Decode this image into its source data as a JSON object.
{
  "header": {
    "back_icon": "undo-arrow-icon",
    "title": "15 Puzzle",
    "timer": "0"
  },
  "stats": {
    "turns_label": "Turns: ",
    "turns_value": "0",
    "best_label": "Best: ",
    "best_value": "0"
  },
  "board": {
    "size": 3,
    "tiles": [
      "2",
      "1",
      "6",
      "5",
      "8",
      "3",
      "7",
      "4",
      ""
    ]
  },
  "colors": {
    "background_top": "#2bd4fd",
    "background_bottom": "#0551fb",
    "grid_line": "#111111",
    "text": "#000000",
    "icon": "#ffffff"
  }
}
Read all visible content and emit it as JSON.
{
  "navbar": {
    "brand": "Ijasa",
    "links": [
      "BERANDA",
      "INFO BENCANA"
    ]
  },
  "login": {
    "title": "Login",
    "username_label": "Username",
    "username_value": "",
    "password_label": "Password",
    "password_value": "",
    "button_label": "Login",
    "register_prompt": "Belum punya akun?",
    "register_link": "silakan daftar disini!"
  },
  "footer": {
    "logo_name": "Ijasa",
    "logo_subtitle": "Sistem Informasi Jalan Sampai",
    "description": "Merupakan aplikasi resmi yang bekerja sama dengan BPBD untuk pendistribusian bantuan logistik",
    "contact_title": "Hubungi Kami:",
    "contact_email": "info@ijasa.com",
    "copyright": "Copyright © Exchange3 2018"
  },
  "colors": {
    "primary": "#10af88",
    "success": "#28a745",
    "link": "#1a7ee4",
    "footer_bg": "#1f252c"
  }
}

● **What to produce**:
Filter the entries down to the lines containing "JSON". Copy each of those lines.

● **Solution below**:
Decode this image into its source data as a JSON object.
Read all visible content and emit it as JSON.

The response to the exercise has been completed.